> **Exercise prompt**:
The entries are to be returned exactly, with images left out.

> **Stored rows**:
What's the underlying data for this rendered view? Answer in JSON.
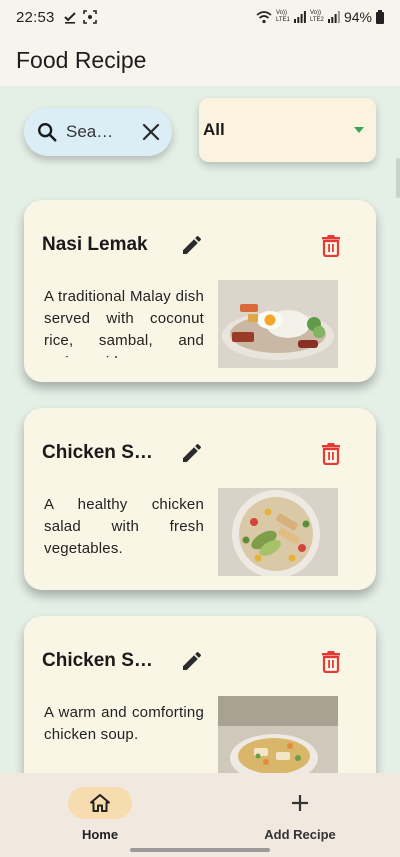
{
  "status_bar": {
    "time": "22:53",
    "battery": "94%",
    "network_label_1": "Vo)) LTE1",
    "network_label_2": "Vo)) LTE2"
  },
  "app": {
    "title": "Food Recipe"
  },
  "search": {
    "value": "Sea…"
  },
  "filter": {
    "selected": "All"
  },
  "recipes": [
    {
      "title": "Nasi Lemak",
      "description": "A traditional Malay dish served with coconut rice, sambal, and various sides",
      "image": "nasi-lemak-photo"
    },
    {
      "title": "Chicken Sa...",
      "description": "A healthy chicken salad with fresh vegetables.",
      "image": "chicken-salad-photo"
    },
    {
      "title": "Chicken So...",
      "description": "A warm and comforting chicken soup.",
      "image": "chicken-soup-photo"
    }
  ],
  "nav": {
    "home_label": "Home",
    "add_label": "Add Recipe"
  },
  "colors": {
    "background": "#e4efe6",
    "card": "#faf6e6",
    "search": "#dbeef5",
    "filter": "#fbf3dd",
    "delete": "#e53935",
    "nav_active": "#f6dcae",
    "dropdown_caret": "#3aa35a"
  },
  "icons": [
    "search-icon",
    "clear-icon",
    "edit-icon",
    "delete-icon",
    "home-icon",
    "add-icon",
    "wifi-icon",
    "signal-icon",
    "battery-icon"
  ]
}
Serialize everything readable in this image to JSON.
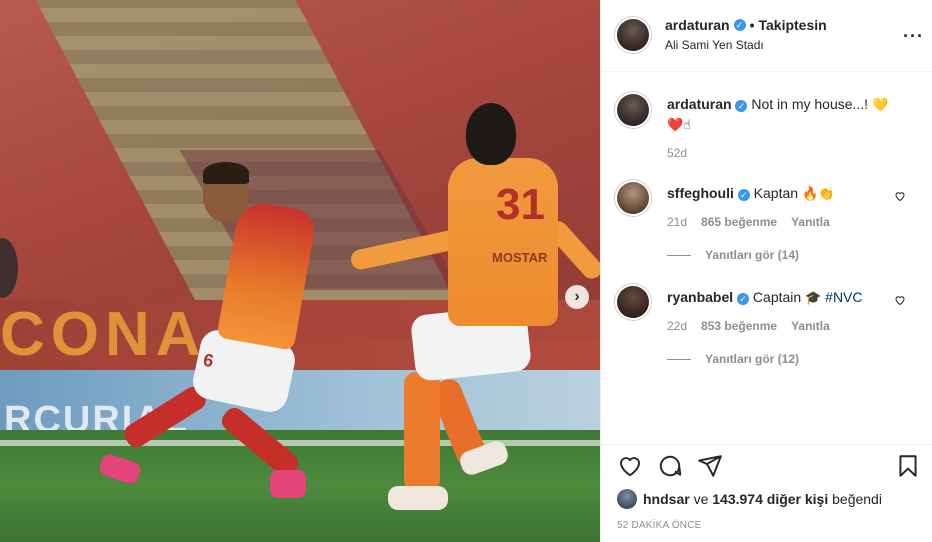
{
  "photo": {
    "ad_text_top": "CONA",
    "ad_text_bottom": "RCURIAL",
    "shirt_number": "31",
    "shirt_name": "MOSTAR",
    "shorts_number": "6",
    "next_icon": "chevron-right-icon"
  },
  "header": {
    "username": "ardaturan",
    "separator": "•",
    "follow_status": "Takiptesin",
    "location": "Ali Sami Yen Stadı",
    "more_icon": "more-horizontal-icon"
  },
  "caption": {
    "username": "ardaturan",
    "text": "Not in my house...!",
    "emojis_line1": "💛",
    "emojis_line2": "❤️☝",
    "age": "52d"
  },
  "comments": [
    {
      "username": "sffeghouli",
      "text": "Kaptan",
      "emojis": "🔥👏",
      "age": "21d",
      "likes": "865 beğenme",
      "reply": "Yanıtla",
      "view_replies": "Yanıtları gör (14)"
    },
    {
      "username": "ryanbabel",
      "text": "Captain",
      "emojis": "🎓",
      "hashtag": "#NVC",
      "age": "22d",
      "likes": "853 beğenme",
      "reply": "Yanıtla",
      "view_replies": "Yanıtları gör (12)"
    }
  ],
  "actions": {
    "like_icon": "heart-icon",
    "comment_icon": "comment-icon",
    "share_icon": "send-icon",
    "save_icon": "bookmark-icon"
  },
  "likes": {
    "first_user": "hndsar",
    "connector": "ve",
    "others": "143.974 diğer kişi",
    "suffix": "beğendi"
  },
  "timestamp": "52 DAKİKA ÖNCE",
  "colors": {
    "verified": "#3897f0",
    "hashtag": "#00376b",
    "meta_gray": "#8e8e8e"
  }
}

> **Response**:
What's the underlying data for this rendered view? Answer in JSON.
{
  "status_bar": {
    "time": "22:53",
    "battery": "94%",
    "network_label_1": "Vo)) LTE1",
    "network_label_2": "Vo)) LTE2"
  },
  "app": {
    "title": "Food Recipe"
  },
  "search": {
    "value": "Sea…"
  },
  "filter": {
    "selected": "All"
  },
  "recipes": [
    {
      "title": "Nasi Lemak",
      "description": "A traditional Malay dish served with coconut rice, sambal, and various sides",
      "image": "nasi-lemak-photo"
    },
    {
      "title": "Chicken Sa...",
      "description": "A healthy chicken salad with fresh vegetables.",
      "image": "chicken-salad-photo"
    },
    {
      "title": "Chicken So...",
      "description": "A warm and comforting chicken soup.",
      "image": "chicken-soup-photo"
    }
  ],
  "nav": {
    "home_label": "Home",
    "add_label": "Add Recipe"
  },
  "colors": {
    "background": "#e4efe6",
    "card": "#faf6e6",
    "search": "#dbeef5",
    "filter": "#fbf3dd",
    "delete": "#e53935",
    "nav_active": "#f6dcae",
    "dropdown_caret": "#3aa35a"
  },
  "icons": [
    "search-icon",
    "clear-icon",
    "edit-icon",
    "delete-icon",
    "home-icon",
    "add-icon",
    "wifi-icon",
    "signal-icon",
    "battery-icon"
  ]
}
Serialize everything readable in this image to JSON.
{
  "photo": {
    "ad_text_top": "CONA",
    "ad_text_bottom": "RCURIAL",
    "shirt_number": "31",
    "shirt_name": "MOSTAR",
    "shorts_number": "6",
    "next_icon": "chevron-right-icon"
  },
  "header": {
    "username": "ardaturan",
    "separator": "•",
    "follow_status": "Takiptesin",
    "location": "Ali Sami Yen Stadı",
    "more_icon": "more-horizontal-icon"
  },
  "caption": {
    "username": "ardaturan",
    "text": "Not in my house...!",
    "emojis_line1": "💛",
    "emojis_line2": "❤️☝",
    "age": "52d"
  },
  "comments": [
    {
      "username": "sffeghouli",
      "text": "Kaptan",
      "emojis": "🔥👏",
      "age": "21d",
      "likes": "865 beğenme",
      "reply": "Yanıtla",
      "view_replies": "Yanıtları gör (14)"
    },
    {
      "username": "ryanbabel",
      "text": "Captain",
      "emojis": "🎓",
      "hashtag": "#NVC",
      "age": "22d",
      "likes": "853 beğenme",
      "reply": "Yanıtla",
      "view_replies": "Yanıtları gör (12)"
    }
  ],
  "actions": {
    "like_icon": "heart-icon",
    "comment_icon": "comment-icon",
    "share_icon": "send-icon",
    "save_icon": "bookmark-icon"
  },
  "likes": {
    "first_user": "hndsar",
    "connector": "ve",
    "others": "143.974 diğer kişi",
    "suffix": "beğendi"
  },
  "timestamp": "52 DAKİKA ÖNCE",
  "colors": {
    "verified": "#3897f0",
    "hashtag": "#00376b",
    "meta_gray": "#8e8e8e"
  }
}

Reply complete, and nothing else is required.